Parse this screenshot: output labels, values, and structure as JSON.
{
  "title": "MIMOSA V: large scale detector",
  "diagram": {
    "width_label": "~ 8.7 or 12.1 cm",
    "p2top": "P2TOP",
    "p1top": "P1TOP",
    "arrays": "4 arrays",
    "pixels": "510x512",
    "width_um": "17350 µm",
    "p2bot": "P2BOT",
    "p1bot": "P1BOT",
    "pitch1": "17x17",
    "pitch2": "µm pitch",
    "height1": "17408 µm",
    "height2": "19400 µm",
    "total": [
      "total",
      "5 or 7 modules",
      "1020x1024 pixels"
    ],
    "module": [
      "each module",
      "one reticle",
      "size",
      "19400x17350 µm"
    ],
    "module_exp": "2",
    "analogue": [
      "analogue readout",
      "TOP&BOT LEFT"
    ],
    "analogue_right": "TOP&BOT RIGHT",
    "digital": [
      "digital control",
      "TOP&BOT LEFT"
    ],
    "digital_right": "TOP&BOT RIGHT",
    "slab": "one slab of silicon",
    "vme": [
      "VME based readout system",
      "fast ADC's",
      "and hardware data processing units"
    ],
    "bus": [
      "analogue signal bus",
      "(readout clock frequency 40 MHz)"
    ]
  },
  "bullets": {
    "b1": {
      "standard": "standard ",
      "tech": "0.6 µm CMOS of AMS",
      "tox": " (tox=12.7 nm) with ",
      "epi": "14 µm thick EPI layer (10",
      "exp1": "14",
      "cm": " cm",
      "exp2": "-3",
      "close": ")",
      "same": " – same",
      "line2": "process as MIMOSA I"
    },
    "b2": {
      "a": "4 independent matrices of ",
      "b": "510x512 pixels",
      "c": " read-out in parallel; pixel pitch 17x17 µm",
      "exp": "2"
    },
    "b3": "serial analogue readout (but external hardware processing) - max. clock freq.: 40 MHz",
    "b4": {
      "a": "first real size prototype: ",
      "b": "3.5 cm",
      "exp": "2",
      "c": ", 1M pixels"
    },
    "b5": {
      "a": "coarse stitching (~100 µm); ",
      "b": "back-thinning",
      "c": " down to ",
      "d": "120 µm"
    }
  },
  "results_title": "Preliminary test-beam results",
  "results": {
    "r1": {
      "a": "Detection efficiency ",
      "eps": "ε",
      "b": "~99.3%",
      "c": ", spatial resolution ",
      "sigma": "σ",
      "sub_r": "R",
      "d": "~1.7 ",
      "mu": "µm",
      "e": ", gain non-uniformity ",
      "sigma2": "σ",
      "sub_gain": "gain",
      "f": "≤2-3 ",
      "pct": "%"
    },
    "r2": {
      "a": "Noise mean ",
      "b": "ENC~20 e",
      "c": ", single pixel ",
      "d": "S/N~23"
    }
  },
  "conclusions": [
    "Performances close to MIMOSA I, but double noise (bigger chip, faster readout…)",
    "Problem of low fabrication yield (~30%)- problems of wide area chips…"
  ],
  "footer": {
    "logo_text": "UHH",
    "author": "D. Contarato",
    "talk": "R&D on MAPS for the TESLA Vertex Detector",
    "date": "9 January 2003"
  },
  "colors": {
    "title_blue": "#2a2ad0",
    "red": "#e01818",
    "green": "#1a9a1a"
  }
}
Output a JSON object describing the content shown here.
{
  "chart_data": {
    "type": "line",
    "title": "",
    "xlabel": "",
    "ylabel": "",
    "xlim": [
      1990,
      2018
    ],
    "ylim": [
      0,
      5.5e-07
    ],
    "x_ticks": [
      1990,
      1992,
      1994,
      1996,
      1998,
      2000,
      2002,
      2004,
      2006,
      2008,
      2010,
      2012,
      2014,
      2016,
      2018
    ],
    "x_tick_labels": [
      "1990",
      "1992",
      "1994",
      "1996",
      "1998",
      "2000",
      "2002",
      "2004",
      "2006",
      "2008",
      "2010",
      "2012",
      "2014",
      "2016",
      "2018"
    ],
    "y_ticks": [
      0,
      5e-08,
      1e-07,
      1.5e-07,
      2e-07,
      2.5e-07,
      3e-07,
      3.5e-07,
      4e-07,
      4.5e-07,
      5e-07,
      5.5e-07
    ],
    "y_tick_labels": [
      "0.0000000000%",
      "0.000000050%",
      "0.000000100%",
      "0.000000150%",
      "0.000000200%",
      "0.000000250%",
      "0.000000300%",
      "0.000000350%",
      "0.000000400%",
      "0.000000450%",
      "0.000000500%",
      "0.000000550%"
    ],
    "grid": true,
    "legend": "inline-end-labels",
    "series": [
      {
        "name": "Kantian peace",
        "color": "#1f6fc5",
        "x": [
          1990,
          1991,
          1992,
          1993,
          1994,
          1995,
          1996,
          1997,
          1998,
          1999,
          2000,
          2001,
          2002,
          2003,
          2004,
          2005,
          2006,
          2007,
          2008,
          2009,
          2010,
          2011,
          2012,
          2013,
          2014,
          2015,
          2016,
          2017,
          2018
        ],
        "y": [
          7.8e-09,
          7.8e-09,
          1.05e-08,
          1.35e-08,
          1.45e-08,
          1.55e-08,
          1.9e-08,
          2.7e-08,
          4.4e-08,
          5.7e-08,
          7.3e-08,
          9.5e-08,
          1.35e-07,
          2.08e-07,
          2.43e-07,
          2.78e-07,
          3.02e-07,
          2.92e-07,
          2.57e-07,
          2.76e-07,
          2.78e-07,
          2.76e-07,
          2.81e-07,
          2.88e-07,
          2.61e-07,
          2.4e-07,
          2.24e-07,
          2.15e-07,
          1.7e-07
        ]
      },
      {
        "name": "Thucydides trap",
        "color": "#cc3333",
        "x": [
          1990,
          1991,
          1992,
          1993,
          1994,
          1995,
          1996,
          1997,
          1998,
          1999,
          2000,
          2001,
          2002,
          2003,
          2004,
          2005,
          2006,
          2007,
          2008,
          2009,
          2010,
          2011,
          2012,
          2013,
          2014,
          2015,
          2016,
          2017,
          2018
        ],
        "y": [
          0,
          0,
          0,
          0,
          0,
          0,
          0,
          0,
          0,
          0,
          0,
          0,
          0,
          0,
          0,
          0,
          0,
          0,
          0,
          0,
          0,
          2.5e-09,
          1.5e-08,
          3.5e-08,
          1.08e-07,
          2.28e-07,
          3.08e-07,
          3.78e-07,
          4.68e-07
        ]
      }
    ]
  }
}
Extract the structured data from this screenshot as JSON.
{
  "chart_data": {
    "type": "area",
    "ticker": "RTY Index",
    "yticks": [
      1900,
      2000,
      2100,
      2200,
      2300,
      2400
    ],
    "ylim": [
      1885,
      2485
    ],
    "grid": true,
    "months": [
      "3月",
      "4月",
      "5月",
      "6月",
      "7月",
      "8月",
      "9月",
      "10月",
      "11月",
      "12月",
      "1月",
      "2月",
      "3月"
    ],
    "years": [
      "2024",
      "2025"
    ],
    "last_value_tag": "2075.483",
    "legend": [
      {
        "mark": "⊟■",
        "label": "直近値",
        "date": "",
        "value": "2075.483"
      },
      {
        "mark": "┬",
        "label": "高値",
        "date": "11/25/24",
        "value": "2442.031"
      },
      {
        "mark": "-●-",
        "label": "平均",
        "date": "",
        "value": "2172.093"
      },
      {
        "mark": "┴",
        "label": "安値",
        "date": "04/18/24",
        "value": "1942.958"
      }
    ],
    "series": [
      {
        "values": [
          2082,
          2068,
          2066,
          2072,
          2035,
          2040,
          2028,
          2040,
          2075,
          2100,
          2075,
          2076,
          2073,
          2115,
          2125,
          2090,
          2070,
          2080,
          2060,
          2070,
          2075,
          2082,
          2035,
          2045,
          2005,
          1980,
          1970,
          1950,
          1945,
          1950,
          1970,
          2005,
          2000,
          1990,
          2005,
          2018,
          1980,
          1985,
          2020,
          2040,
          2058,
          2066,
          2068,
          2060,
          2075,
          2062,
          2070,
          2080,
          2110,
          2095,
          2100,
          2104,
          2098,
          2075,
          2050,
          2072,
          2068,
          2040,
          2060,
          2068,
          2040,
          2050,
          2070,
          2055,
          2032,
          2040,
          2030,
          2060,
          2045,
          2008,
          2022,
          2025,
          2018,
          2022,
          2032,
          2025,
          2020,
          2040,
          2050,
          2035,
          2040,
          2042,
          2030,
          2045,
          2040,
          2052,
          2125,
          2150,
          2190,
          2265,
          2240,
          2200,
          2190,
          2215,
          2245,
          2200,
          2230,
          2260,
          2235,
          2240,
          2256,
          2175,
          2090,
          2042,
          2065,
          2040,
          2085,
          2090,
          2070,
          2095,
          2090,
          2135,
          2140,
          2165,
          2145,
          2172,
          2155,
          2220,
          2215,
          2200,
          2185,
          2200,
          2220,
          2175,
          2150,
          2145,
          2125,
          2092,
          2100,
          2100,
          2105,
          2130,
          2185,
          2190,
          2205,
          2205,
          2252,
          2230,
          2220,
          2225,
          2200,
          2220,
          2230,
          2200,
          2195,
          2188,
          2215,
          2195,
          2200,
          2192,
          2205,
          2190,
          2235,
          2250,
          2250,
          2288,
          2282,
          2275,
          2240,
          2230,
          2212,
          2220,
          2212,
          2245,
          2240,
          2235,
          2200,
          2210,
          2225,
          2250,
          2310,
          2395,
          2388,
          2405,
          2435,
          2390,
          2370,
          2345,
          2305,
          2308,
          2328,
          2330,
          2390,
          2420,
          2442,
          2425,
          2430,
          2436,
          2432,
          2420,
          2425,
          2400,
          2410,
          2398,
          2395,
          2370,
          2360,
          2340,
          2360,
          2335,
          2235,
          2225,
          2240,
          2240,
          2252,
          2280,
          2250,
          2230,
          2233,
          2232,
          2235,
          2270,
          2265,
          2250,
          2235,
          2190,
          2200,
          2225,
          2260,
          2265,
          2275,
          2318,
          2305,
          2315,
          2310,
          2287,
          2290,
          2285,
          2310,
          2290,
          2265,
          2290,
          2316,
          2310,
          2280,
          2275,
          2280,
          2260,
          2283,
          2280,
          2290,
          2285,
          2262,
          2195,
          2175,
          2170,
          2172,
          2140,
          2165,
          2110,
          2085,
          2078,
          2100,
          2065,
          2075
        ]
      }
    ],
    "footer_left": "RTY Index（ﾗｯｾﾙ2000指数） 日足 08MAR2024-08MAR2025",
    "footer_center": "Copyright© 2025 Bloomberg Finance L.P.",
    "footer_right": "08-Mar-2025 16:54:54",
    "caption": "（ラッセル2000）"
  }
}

## What you should do
Find how many lines in the listing hold "area", and reply with that number only.

## Full answer
2